## Task brief
Which lines of the records contain the string "cloth"? Return each of them in full, treating uppercase and lowercase as different.

## Record excerpts

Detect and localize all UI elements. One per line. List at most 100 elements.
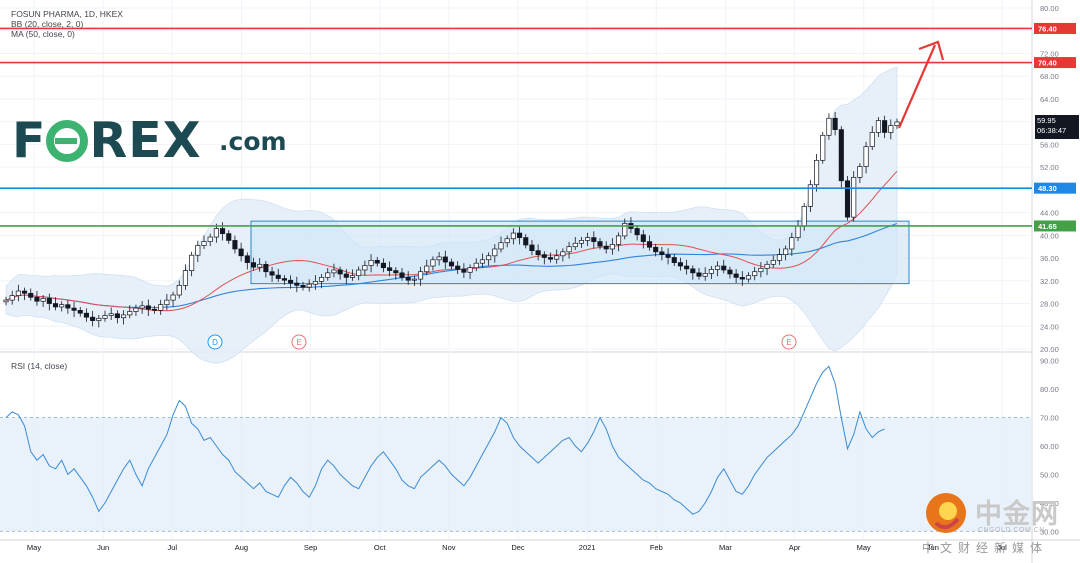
...
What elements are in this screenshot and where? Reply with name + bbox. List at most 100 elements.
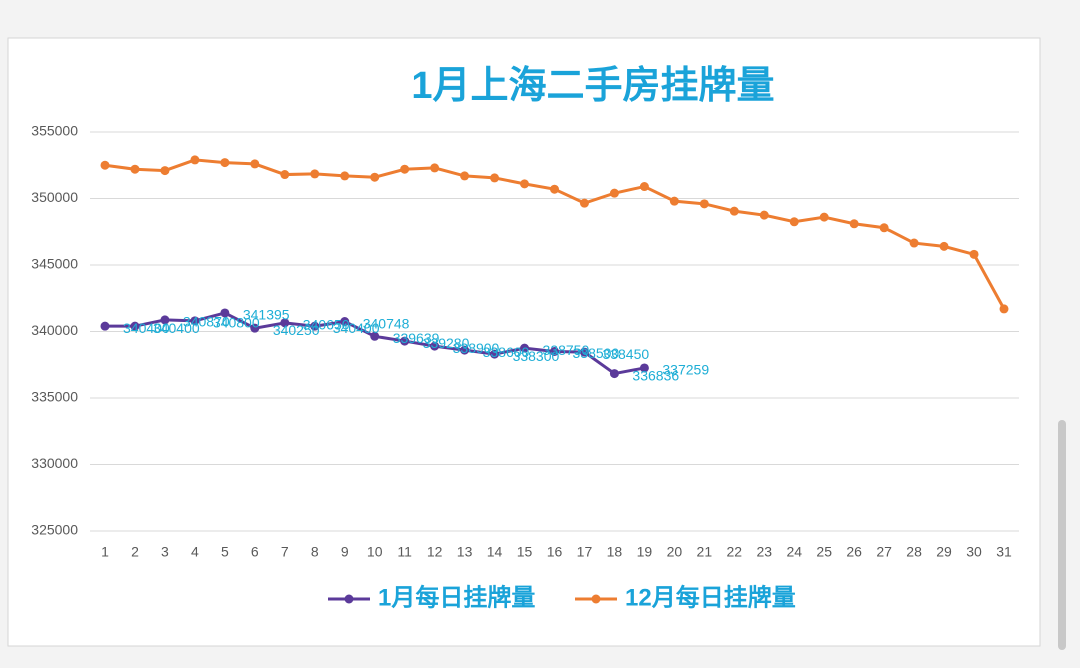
---
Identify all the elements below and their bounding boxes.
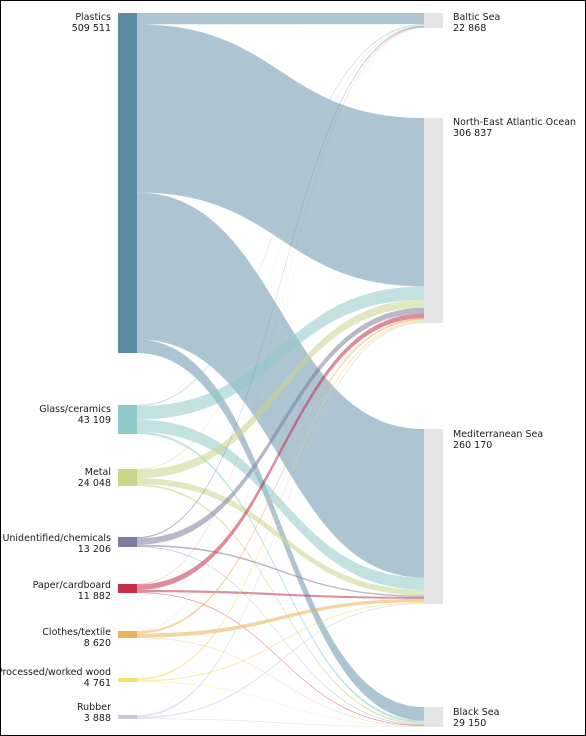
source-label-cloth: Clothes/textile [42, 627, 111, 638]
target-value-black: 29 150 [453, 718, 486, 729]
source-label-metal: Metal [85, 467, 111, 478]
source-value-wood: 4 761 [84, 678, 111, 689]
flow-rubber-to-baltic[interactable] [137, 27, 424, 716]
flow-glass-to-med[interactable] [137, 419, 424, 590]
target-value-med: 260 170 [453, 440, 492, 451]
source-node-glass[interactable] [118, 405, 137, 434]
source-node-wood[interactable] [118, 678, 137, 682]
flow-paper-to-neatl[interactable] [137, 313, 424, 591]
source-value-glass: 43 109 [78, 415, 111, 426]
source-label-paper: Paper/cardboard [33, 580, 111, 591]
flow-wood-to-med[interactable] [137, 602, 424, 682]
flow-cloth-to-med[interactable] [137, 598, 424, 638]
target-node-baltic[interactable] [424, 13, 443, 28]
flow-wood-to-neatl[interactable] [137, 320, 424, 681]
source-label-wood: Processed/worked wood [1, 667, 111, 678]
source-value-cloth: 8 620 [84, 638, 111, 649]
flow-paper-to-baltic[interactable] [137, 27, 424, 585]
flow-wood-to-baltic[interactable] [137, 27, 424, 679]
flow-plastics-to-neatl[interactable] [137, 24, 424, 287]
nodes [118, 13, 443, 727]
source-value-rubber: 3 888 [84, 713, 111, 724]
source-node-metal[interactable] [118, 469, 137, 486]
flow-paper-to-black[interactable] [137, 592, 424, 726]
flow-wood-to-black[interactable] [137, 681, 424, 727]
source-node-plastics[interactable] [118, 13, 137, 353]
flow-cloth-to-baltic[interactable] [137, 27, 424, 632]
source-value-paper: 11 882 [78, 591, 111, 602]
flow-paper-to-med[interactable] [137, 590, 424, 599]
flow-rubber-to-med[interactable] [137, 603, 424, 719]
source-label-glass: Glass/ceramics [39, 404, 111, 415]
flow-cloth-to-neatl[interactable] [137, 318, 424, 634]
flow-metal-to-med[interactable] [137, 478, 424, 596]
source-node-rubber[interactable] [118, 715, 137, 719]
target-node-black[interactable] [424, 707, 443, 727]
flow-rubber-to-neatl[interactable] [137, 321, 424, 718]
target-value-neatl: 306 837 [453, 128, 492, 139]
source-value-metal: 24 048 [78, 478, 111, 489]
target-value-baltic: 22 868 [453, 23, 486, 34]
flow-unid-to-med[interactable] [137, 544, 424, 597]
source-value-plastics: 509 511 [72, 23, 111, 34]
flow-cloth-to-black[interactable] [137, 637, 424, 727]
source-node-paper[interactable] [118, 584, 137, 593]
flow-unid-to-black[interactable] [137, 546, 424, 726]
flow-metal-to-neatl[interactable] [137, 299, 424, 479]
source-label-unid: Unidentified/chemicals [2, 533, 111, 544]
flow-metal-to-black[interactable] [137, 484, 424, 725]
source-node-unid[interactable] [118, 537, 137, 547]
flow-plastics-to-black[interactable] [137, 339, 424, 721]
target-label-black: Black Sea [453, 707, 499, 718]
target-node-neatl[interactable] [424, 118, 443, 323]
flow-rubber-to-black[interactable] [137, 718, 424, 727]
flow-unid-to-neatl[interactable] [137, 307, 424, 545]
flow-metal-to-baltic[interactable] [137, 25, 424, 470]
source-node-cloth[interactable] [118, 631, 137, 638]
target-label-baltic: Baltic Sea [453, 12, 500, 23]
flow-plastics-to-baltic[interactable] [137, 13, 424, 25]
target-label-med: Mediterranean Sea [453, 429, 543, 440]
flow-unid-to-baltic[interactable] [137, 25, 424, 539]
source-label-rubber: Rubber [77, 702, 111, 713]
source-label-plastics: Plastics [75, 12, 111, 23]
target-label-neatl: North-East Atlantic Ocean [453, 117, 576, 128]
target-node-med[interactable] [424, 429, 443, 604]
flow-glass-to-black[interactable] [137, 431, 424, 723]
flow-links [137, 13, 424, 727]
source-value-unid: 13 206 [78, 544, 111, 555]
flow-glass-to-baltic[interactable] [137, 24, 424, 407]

## Exercise answer
source-label-cloth: Clothes/textile [42, 627, 111, 638]
flow-cloth-to-med[interactable] [137, 598, 424, 638]
source-value-cloth: 8 620 [84, 638, 111, 649]
flow-cloth-to-baltic[interactable] [137, 27, 424, 632]
flow-cloth-to-neatl[interactable] [137, 318, 424, 634]
flow-cloth-to-black[interactable] [137, 637, 424, 727]
source-node-cloth[interactable] [118, 631, 137, 638]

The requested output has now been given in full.